Sing the World Songs

Posted: 26 Aug 2012 12:39 AM PDT

SOONCHILD is a baby who's a little leery about being born. She is the daughter of Sixteen-Face John, a shaman, and No Problem, a big, strong woman with a face that makes you "not want to make her angry".

Soonchild tells John that she doesn't want to be born because she doesn't believe that there's a world for her to be born into. She doesn't believe there's a world because she can't hear any World Songs. "The world is made up of ideas that live in the Mind of Things but before the idea comes the song," John tells his wife and he decides that there is no alternative but to go find the World Songs so his daughter can be born.

So far so strange? Well, it gets stranger ... a lot stranger. Reading Soonchild by Russell Hoban, I felt like I was drifting in and out of a wild and wonderful, totally weird, extremely vivid dream that made perfect sense to the dream-me, but made absolutely none to the awake-me.

### Dataset content
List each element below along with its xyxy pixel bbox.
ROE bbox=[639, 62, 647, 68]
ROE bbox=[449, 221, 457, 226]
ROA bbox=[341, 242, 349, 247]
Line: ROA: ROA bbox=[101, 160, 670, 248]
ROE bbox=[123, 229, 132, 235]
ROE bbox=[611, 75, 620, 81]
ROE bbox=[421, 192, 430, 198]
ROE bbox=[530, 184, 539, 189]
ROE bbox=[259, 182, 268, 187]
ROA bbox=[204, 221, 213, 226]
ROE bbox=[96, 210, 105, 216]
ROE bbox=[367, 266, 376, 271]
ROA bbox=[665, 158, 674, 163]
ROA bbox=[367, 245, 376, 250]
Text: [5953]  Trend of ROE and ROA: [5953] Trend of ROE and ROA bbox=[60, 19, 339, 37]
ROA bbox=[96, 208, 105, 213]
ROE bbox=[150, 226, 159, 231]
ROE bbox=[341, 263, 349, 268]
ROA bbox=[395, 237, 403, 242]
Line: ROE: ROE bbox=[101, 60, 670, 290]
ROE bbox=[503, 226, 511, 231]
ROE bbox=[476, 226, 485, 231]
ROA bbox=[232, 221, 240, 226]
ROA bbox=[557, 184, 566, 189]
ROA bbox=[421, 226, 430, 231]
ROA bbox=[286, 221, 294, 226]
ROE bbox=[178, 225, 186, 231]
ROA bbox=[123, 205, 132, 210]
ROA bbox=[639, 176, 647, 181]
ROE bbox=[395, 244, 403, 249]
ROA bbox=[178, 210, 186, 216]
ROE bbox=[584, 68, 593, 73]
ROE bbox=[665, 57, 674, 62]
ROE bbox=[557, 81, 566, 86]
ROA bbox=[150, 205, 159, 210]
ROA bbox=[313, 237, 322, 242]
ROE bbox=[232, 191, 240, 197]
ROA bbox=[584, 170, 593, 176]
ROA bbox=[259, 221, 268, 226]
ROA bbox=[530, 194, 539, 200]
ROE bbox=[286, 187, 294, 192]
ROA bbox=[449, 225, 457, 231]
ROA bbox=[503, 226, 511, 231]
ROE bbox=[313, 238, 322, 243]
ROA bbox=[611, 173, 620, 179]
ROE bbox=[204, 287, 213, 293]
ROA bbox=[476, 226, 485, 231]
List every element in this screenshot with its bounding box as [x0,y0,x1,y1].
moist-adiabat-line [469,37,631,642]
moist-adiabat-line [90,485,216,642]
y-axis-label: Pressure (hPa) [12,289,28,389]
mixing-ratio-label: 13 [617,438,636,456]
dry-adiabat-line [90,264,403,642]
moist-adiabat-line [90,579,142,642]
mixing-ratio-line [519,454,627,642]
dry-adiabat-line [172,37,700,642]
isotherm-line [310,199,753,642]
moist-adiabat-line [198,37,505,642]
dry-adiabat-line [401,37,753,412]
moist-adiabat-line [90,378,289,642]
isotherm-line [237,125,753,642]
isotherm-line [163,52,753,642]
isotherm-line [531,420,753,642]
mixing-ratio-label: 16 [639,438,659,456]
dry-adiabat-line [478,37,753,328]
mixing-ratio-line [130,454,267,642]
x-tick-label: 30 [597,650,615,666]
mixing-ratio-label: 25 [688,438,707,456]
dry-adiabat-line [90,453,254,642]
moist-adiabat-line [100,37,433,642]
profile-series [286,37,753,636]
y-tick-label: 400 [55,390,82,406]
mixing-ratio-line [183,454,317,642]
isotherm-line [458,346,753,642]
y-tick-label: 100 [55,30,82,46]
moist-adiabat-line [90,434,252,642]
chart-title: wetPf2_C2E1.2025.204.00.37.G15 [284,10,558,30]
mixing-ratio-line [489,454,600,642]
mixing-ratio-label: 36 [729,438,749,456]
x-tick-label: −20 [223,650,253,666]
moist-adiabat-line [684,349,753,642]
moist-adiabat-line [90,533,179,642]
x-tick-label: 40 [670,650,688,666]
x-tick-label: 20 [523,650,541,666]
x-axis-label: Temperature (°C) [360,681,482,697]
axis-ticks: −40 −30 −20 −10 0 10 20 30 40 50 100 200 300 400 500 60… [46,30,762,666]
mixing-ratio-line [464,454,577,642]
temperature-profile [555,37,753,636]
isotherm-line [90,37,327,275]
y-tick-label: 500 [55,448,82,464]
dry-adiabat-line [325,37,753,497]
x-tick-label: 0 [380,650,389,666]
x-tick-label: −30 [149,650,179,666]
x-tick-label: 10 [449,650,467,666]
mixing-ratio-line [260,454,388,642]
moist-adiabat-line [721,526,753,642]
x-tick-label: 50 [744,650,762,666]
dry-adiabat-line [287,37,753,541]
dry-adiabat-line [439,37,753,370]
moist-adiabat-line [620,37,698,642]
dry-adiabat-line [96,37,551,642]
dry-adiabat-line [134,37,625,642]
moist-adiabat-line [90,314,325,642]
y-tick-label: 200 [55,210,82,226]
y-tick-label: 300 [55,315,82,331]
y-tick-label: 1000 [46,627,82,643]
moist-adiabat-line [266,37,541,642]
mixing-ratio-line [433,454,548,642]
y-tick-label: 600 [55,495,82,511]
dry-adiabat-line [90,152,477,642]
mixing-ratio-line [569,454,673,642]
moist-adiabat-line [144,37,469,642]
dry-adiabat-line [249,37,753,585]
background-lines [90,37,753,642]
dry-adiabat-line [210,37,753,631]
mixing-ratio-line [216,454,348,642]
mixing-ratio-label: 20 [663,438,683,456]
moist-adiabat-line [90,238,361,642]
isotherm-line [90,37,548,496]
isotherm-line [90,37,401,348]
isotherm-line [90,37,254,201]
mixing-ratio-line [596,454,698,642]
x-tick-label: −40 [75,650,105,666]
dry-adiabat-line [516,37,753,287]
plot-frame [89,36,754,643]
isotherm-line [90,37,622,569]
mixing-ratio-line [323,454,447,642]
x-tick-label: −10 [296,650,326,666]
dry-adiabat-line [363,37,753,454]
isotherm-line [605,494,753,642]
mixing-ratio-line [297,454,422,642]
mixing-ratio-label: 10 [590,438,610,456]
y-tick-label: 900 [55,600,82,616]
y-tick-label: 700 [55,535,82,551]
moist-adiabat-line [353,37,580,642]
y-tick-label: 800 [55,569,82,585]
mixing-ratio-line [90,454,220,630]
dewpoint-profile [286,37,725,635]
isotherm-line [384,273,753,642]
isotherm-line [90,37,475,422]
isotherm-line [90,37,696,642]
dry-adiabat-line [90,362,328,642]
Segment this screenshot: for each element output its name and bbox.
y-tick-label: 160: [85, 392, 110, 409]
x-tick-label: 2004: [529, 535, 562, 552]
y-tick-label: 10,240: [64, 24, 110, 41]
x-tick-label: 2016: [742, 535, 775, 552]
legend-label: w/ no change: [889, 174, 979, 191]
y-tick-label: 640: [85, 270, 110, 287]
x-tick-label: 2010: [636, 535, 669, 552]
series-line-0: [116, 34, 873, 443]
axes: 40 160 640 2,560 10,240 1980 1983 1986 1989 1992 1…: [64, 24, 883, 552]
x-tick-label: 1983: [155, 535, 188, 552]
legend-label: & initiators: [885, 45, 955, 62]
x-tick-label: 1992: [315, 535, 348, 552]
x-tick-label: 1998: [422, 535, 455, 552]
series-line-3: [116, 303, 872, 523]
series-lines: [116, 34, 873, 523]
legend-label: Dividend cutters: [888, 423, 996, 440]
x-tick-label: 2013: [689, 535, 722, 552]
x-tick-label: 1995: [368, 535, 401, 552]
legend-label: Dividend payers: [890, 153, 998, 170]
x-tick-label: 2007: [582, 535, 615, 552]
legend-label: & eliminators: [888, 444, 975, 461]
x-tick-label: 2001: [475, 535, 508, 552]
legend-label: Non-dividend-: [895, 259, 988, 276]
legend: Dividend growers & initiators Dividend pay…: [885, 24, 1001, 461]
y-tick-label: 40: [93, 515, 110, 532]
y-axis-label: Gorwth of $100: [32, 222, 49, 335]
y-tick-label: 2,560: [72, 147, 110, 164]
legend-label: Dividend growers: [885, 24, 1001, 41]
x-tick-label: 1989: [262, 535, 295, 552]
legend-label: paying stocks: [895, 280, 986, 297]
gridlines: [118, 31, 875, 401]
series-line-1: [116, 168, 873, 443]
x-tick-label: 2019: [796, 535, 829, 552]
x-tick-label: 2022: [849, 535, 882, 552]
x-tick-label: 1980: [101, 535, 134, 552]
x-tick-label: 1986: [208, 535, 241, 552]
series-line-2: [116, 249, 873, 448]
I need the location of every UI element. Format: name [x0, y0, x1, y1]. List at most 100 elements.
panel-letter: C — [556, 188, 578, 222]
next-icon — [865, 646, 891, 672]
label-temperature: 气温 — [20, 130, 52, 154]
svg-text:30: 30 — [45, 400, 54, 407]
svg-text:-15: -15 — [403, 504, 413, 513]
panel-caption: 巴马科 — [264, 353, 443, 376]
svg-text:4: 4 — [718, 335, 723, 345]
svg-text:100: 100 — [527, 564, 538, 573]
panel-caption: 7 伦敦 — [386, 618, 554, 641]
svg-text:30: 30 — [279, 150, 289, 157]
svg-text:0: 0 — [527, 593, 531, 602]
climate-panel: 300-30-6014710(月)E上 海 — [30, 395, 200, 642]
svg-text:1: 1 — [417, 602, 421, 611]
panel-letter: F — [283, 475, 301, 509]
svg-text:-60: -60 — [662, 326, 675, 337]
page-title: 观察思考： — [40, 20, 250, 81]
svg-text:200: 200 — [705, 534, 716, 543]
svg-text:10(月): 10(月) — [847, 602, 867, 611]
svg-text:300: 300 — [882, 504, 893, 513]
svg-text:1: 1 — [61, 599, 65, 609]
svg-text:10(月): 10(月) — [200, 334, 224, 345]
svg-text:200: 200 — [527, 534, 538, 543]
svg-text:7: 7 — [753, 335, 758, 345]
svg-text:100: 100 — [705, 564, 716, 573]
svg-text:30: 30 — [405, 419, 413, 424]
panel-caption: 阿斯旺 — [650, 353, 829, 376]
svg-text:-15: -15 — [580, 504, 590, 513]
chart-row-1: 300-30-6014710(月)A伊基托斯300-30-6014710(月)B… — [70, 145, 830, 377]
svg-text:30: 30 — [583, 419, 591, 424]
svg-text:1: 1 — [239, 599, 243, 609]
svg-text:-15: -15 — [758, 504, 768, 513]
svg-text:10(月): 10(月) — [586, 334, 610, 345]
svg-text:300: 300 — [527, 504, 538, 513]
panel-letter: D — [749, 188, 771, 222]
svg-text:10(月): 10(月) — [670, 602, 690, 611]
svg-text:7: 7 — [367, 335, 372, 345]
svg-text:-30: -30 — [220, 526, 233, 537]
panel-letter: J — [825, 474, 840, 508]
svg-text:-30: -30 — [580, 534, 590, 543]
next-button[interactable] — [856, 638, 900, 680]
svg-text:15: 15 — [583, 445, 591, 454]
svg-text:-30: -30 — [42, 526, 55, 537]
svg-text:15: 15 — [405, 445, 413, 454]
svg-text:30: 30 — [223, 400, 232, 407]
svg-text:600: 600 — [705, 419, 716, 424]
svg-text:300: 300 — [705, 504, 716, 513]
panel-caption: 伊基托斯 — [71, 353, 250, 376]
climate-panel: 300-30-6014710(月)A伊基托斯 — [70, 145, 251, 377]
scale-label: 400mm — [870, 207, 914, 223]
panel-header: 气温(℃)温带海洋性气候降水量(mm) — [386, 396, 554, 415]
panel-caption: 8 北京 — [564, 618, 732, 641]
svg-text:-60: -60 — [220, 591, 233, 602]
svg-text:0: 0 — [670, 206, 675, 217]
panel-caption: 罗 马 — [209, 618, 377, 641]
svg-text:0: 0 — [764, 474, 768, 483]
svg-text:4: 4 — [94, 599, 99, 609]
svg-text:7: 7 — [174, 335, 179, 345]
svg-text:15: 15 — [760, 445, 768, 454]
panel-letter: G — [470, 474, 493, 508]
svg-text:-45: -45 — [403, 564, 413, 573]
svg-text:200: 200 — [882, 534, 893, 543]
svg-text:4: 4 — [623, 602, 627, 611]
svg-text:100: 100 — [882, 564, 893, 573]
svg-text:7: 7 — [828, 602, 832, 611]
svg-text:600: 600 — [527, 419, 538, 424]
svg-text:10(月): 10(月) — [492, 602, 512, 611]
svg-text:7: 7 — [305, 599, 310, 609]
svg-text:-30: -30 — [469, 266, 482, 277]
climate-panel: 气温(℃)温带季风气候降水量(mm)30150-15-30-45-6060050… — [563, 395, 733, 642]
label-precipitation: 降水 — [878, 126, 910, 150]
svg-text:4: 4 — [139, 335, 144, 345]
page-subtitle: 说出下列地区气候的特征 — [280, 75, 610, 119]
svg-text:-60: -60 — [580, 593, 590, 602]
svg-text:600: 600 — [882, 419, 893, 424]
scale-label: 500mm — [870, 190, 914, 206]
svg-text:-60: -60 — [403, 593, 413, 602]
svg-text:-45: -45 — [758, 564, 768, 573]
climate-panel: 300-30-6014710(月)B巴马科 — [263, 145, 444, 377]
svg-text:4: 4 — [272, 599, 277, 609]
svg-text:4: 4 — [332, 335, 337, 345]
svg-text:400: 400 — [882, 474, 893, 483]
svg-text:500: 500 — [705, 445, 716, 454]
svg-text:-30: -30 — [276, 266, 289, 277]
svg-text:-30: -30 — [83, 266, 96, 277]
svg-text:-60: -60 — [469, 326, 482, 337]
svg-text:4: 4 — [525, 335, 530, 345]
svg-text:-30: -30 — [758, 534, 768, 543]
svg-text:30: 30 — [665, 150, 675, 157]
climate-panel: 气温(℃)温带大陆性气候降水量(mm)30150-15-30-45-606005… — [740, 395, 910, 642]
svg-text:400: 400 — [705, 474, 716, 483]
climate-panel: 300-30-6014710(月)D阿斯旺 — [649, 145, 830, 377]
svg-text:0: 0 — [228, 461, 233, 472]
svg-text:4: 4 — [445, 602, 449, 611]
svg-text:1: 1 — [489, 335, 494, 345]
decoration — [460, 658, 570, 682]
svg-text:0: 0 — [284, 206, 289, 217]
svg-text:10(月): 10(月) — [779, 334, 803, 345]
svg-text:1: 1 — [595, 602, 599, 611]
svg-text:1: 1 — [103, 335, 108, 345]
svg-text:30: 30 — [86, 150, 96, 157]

### Direction 1
Render the entries as a numbered list, from the first line of the entries up to and including the line with "ROE bbox=[96, 210, 105, 216]". Leave out blank lines.
### Direction 2
Carry the review of Soonchild forward from its last sentence.

### Exercise response 1
1. List each element below along with its xyxy pixel bbox.
2. ROE bbox=[639, 62, 647, 68]
3. ROE bbox=[449, 221, 457, 226]
4. ROA bbox=[341, 242, 349, 247]
5. Line: ROA: ROA bbox=[101, 160, 670, 248]
6. ROE bbox=[123, 229, 132, 235]
7. ROE bbox=[611, 75, 620, 81]
8. ROE bbox=[421, 192, 430, 198]
9. ROE bbox=[530, 184, 539, 189]
10. ROE bbox=[259, 182, 268, 187]
11. ROA bbox=[204, 221, 213, 226]
12. ROE bbox=[96, 210, 105, 216]

### Exercise response 2
Occasionally, the edges around the dream would melt inwards and turn horrifying. Yet, no matter how nightmarish and disturbing and violent things got, there was always an underlying sense of calm. Perhaps, as Soonchild is marketed as a children's book, I knew it couldn't possibly end all that badly. Perhaps that reassured me and helped me take the horrors in my stride.

Also, Hoban's tone throughout the story is very calm and matter of fact. No matter how strange or spooky or unreal things get, there's Hoban, writing like he's describing an ordinary day in the ordinary life of an ordinary person. It works because this is no song and dance, this is life and it's serious. You just want to get on with it, you want John to get on with it, deal and move on. No reason to get all melodramatic. No need to get into a flap.

So ... there are trances, and magic brews, and animal spirit guides. There are demons, and death, and the dead (who are alive and well, playing poker and swilling vodka). There is the past and a shameful memory. There is the present and the chance to make amends. And there is the future – or there will be if John manages to save the World Songs.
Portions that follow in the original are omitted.